## begin
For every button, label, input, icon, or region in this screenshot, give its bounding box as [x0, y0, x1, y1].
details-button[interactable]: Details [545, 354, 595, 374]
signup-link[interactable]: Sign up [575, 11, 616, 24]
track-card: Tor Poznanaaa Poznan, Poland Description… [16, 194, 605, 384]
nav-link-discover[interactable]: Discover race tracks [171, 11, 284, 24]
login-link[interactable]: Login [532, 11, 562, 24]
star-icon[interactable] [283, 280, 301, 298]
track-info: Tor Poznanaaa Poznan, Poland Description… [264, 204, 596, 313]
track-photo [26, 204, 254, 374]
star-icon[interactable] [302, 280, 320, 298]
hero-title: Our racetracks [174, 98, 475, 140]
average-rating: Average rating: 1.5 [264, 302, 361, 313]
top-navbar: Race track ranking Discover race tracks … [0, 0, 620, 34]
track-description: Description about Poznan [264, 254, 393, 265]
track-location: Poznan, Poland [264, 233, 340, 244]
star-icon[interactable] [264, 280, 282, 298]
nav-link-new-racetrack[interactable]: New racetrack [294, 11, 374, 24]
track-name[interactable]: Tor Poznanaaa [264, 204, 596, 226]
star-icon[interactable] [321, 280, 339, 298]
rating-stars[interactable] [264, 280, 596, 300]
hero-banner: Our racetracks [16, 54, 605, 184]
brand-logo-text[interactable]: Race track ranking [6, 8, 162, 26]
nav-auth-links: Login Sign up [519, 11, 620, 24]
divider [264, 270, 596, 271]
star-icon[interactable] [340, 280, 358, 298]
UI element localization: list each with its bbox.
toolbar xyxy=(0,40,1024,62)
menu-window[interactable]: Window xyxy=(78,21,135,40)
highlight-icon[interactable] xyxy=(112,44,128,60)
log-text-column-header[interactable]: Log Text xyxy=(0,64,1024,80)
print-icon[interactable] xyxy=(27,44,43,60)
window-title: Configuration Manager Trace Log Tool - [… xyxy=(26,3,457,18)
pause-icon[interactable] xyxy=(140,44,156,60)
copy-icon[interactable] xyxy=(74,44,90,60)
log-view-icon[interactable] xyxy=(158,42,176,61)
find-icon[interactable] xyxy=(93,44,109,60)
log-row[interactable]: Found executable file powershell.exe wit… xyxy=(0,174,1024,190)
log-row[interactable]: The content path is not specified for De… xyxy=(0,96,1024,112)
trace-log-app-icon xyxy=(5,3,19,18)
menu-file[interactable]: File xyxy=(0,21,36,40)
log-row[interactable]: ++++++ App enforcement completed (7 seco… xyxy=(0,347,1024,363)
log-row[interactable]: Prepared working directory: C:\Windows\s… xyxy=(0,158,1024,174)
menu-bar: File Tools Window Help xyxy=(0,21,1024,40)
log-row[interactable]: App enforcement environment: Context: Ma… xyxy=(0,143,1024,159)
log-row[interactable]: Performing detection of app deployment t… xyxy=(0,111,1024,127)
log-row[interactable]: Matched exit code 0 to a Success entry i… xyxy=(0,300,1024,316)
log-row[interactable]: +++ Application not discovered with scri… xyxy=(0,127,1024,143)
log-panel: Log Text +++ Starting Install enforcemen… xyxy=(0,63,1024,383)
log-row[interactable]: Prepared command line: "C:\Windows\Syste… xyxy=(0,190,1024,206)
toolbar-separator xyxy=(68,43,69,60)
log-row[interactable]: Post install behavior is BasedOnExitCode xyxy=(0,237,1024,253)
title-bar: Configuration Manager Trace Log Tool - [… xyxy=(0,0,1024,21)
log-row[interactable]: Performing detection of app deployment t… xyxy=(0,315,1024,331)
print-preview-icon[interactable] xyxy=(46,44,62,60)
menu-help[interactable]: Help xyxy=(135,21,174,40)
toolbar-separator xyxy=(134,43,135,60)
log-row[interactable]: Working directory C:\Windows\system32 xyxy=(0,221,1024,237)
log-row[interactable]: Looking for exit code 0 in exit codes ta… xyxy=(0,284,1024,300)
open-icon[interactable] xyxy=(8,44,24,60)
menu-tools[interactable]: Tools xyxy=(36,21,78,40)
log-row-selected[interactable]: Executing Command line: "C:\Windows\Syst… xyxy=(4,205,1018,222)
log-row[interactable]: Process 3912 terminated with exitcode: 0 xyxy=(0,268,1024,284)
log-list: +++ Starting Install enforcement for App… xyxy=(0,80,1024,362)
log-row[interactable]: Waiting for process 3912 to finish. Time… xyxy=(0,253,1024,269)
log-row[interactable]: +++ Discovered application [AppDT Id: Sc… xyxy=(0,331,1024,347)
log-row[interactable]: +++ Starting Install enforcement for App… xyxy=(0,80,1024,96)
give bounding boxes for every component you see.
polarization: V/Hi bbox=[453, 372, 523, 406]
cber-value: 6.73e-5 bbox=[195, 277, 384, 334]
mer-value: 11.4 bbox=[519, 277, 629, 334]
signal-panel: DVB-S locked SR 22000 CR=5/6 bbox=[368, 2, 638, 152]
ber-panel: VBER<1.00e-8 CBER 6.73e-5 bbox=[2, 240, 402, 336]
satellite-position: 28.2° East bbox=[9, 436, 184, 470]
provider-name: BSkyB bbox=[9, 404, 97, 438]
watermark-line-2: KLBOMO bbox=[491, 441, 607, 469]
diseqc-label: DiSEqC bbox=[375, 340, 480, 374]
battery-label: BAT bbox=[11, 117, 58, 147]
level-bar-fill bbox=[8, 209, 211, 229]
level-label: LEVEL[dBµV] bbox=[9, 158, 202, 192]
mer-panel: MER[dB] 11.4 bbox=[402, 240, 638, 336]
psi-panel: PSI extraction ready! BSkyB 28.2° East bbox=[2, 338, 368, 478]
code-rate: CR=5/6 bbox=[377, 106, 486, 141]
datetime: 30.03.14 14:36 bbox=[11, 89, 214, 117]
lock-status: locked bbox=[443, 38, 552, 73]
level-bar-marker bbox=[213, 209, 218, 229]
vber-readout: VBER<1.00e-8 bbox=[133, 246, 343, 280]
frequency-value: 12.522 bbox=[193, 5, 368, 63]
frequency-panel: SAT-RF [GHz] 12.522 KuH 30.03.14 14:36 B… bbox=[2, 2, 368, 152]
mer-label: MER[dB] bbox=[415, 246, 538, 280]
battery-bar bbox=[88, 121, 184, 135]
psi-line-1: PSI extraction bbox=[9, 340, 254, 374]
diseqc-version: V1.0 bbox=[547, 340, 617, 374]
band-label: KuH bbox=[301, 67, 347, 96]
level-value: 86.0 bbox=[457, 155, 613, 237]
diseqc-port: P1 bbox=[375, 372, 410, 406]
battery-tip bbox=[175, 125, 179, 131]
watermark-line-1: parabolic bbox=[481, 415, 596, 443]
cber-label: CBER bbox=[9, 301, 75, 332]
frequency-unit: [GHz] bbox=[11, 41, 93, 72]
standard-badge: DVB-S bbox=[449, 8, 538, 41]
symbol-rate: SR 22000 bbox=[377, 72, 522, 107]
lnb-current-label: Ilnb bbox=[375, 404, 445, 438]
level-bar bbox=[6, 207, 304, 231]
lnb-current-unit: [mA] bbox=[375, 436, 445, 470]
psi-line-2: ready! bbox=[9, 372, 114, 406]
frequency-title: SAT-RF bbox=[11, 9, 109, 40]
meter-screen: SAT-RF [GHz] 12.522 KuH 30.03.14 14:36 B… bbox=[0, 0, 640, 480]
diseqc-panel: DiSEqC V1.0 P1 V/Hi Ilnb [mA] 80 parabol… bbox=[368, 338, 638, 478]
## end
Copy out the stretch of the data from its first line through the line containing "star-icon[interactable] [283, 280, 301, 298]", both ends included, leaving every line unchanged.

▶ **SOLUTION FOR THIS TASK**:
For every button, label, input, icon, or region in this screenshot, give its bounding box as [x0, y0, x1, y1].
details-button[interactable]: Details [545, 354, 595, 374]
signup-link[interactable]: Sign up [575, 11, 616, 24]
track-card: Tor Poznanaaa Poznan, Poland Description… [16, 194, 605, 384]
nav-link-discover[interactable]: Discover race tracks [171, 11, 284, 24]
login-link[interactable]: Login [532, 11, 562, 24]
star-icon[interactable] [283, 280, 301, 298]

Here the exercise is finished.